Written problem = Using the material below, copy every line where "Versionen" appears.
-- Data extract start --
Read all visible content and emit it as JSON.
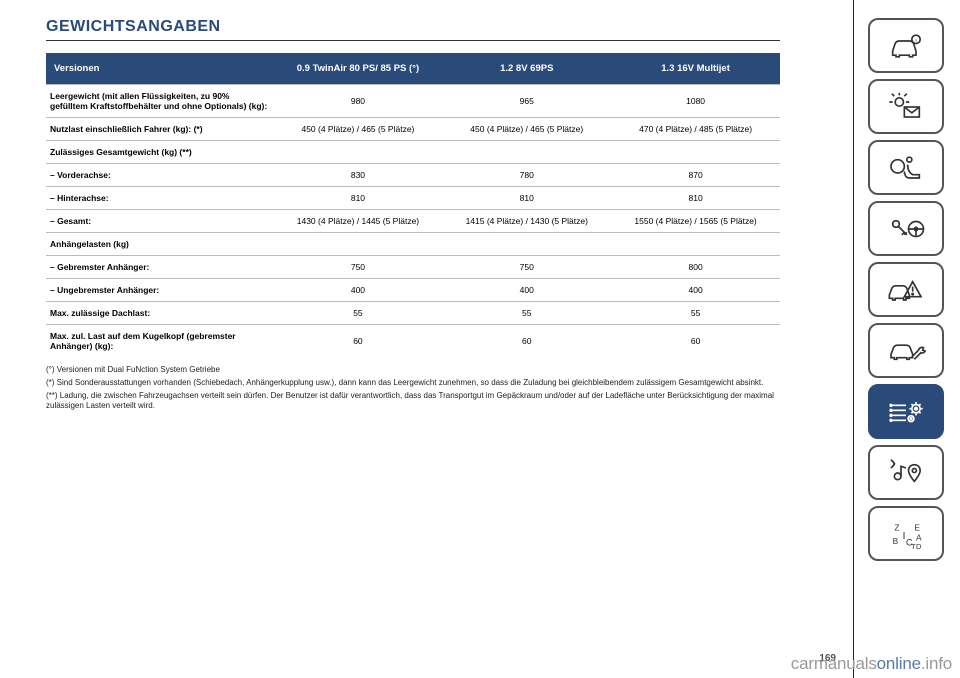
{
  "title": "GEWICHTSANGABEN",
  "table": {
    "headers": {
      "versions": "Versionen",
      "col1": "0.9 TwinAir 80 PS/ 85 PS (°)",
      "col2": "1.2 8V 69PS",
      "col3": "1.3 16V Multijet"
    },
    "rows": [
      {
        "label": "Leergewicht (mit allen Flüssigkeiten, zu 90% gefülltem Kraftstoffbehälter und ohne Optionals) (kg):",
        "c1": "980",
        "c2": "965",
        "c3": "1080"
      },
      {
        "label": "Nutzlast einschließlich Fahrer (kg): (*)",
        "c1": "450 (4 Plätze) / 465 (5 Plätze)",
        "c2": "450 (4 Plätze) / 465 (5 Plätze)",
        "c3": "470 (4 Plätze) / 485 (5 Plätze)"
      },
      {
        "label": "Zulässiges Gesamtgewicht (kg) (**)",
        "c1": "",
        "c2": "",
        "c3": ""
      },
      {
        "label": "– Vorderachse:",
        "c1": "830",
        "c2": "780",
        "c3": "870"
      },
      {
        "label": "– Hinterachse:",
        "c1": "810",
        "c2": "810",
        "c3": "810"
      },
      {
        "label": "– Gesamt:",
        "c1": "1430 (4 Plätze) / 1445 (5 Plätze)",
        "c2": "1415 (4 Plätze) / 1430 (5 Plätze)",
        "c3": "1550 (4 Plätze) / 1565 (5 Plätze)"
      },
      {
        "label": "Anhängelasten (kg)",
        "c1": "",
        "c2": "",
        "c3": ""
      },
      {
        "label": "– Gebremster Anhänger:",
        "c1": "750",
        "c2": "750",
        "c3": "800"
      },
      {
        "label": "– Ungebremster Anhänger:",
        "c1": "400",
        "c2": "400",
        "c3": "400"
      },
      {
        "label": "Max. zulässige Dachlast:",
        "c1": "55",
        "c2": "55",
        "c3": "55"
      },
      {
        "label": "Max. zul. Last auf dem Kugelkopf (gebremster Anhänger) (kg):",
        "c1": "60",
        "c2": "60",
        "c3": "60"
      }
    ]
  },
  "notes": [
    "(°) Versionen mit Dual FuNction System Getriebe",
    "(*) Sind Sonderausstattungen vorhanden (Schiebedach, Anhängerkupplung usw.), dann kann das Leergewicht zunehmen, so dass die Zuladung bei gleichbleibendem zulässigem Gesamtgewicht absinkt.",
    "(**) Ladung, die zwischen Fahrzeugachsen verteilt sein dürfen. Der Benutzer ist dafür verantwortlich, dass das Transportgut im Gepäckraum und/oder auf der Ladefläche unter Berücksichtigung der maximal zulässigen Lasten verteilt wird."
  ],
  "page_number": "169",
  "watermark": {
    "a": "carmanuals",
    "b": "online",
    "c": ".info"
  },
  "sidebar": [
    {
      "name": "car-info-icon",
      "active": false
    },
    {
      "name": "lights-message-icon",
      "active": false
    },
    {
      "name": "airbag-seat-icon",
      "active": false
    },
    {
      "name": "key-steering-icon",
      "active": false
    },
    {
      "name": "car-warning-icon",
      "active": false
    },
    {
      "name": "car-wrench-icon",
      "active": false
    },
    {
      "name": "list-gear-icon",
      "active": true
    },
    {
      "name": "media-nav-icon",
      "active": false
    },
    {
      "name": "index-icon",
      "active": false
    }
  ]
}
-- Data extract end --
Task response =
      "versions": "Versionen",
    "(°) Versionen mit Dual FuNction System Getriebe",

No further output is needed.